** REQUIREMENTS **
Without the pictures, return each record as it appears.

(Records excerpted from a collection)
:::

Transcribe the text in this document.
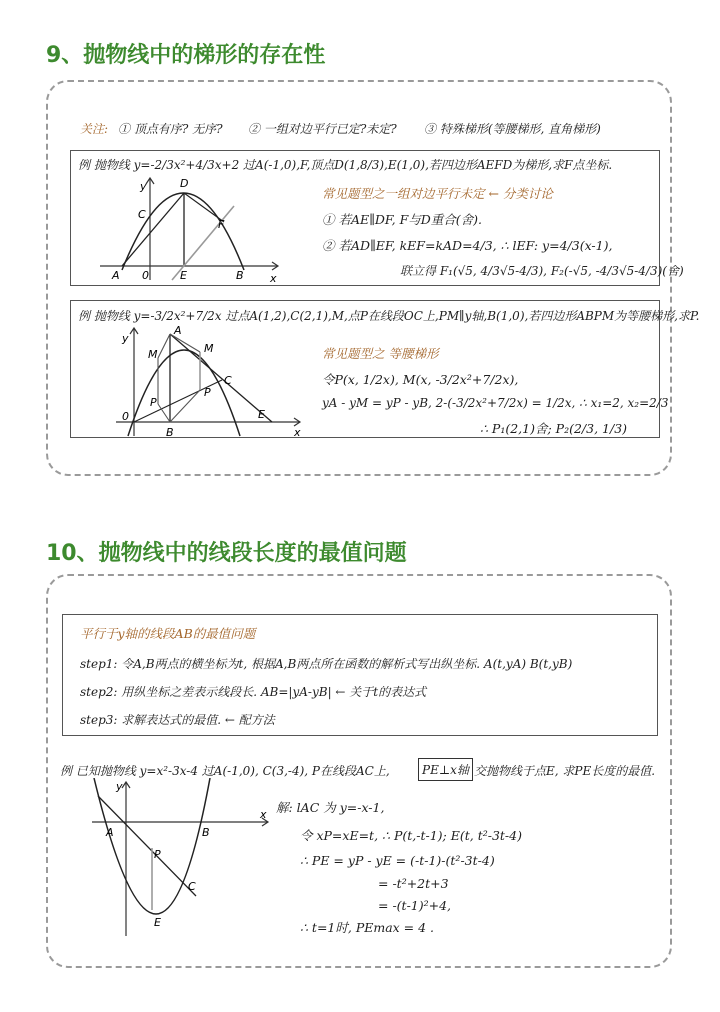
9、抛物线中的梯形的存在性
关注: ① 顶点有序? 无序? ② 一组对边平行已定?未定? ③ 特殊梯形(等腰梯形, 直角梯形)
例 抛物线 y=-2/3x²+4/3x+2 过A(-1,0),F,顶点D(1,8/3),E(1,0),若四边形AEFD为梯形,求F点坐标.
y
x
A 0	E	B
C
D
F
常见题型之一组对边平行未定 ← 分类讨论
① 若AE∥DF, F与D重合(舍).
② 若AD∥EF, kEF=kAD=4/3, ∴ lEF: y=4/3(x-1),
联立得 F₁(√5, 4/3√5-4/3), F₂(-√5, -4/3√5-4/3)(舍)
例 抛物线 y=-3/2x²+7/2x 过点A(1,2),C(2,1),M,点P在线段OC上,PM∥y轴,B(1,0),若四边形ABPM为等腰梯形,求P.
y
x
A
M	M
C
P
P
0
B
E
常见题型之 等腰梯形
令P(x, 1/2x), M(x, -3/2x²+7/2x),
yA - yM = yP - yB, 2-(-3/2x²+7/2x) = 1/2x, ∴ x₁=2, x₂=2/3
∴ P₁(2,1)舍; P₂(2/3, 1/3)
10、抛物线中的线段长度的最值问题
平行于y轴的线段AB的最值问题
step1: 令A,B两点的横坐标为t, 根据A,B两点所在函数的解析式写出纵坐标. A(t,yA) B(t,yB)
step2: 用纵坐标之差表示线段长. AB=|yA-yB| ← 关于t的表达式
step3: 求解表达式的最值. ← 配方法
例 已知抛物线 y=x²-3x-4 过A(-1,0), C(3,-4), P在线段AC上,	PE⊥x轴 交抛物线于点E, 求PE长度的最值.
y
x
A	B
P
C
E
解: lAC 为 y=-x-1,
令 xP=xE=t, ∴ P(t,-t-1); E(t, t²-3t-4)
∴ PE = yP - yE = (-t-1)-(t²-3t-4)
= -t²+2t+3
= -(t-1)²+4,
∴ t=1时, PEmax = 4 .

:::

** SOLUTION TO THIS PROBLEM **
Transcribe the text in this document.
9、抛物线中的梯形的存在性
关注: ① 顶点有序? 无序? ② 一组对边平行已定?未定? ③ 特殊梯形(等腰梯形, 直角梯形)
例 抛物线 y=-2/3x²+4/3x+2 过A(-1,0),F,顶点D(1,8/3),E(1,0),若四边形AEFD为梯形,求F点坐标.
y
x
A 0	E	B
C
D
F
常见题型之一组对边平行未定 ← 分类讨论
① 若AE∥DF, F与D重合(舍).
② 若AD∥EF, kEF=kAD=4/3, ∴ lEF: y=4/3(x-1),
联立得 F₁(√5, 4/3√5-4/3), F₂(-√5, -4/3√5-4/3)(舍)
例 抛物线 y=-3/2x²+7/2x 过点A(1,2),C(2,1),M,点P在线段OC上,PM∥y轴,B(1,0),若四边形ABPM为等腰梯形,求P.
y
x
A
M	M
C
P
P
0
B
E
常见题型之 等腰梯形
令P(x, 1/2x), M(x, -3/2x²+7/2x),
yA - yM = yP - yB, 2-(-3/2x²+7/2x) = 1/2x, ∴ x₁=2, x₂=2/3
∴ P₁(2,1)舍; P₂(2/3, 1/3)
10、抛物线中的线段长度的最值问题
平行于y轴的线段AB的最值问题
step1: 令A,B两点的横坐标为t, 根据A,B两点所在函数的解析式写出纵坐标. A(t,yA) B(t,yB)
step2: 用纵坐标之差表示线段长. AB=|yA-yB| ← 关于t的表达式
step3: 求解表达式的最值. ← 配方法
例 已知抛物线 y=x²-3x-4 过A(-1,0), C(3,-4), P在线段AC上,	PE⊥x轴 交抛物线于点E, 求PE长度的最值.
y
x
A	B
P
C
E
解: lAC 为 y=-x-1,
令 xP=xE=t, ∴ P(t,-t-1); E(t, t²-3t-4)
∴ PE = yP - yE = (-t-1)-(t²-3t-4)
= -t²+2t+3
= -(t-1)²+4,
∴ t=1时, PEmax = 4 .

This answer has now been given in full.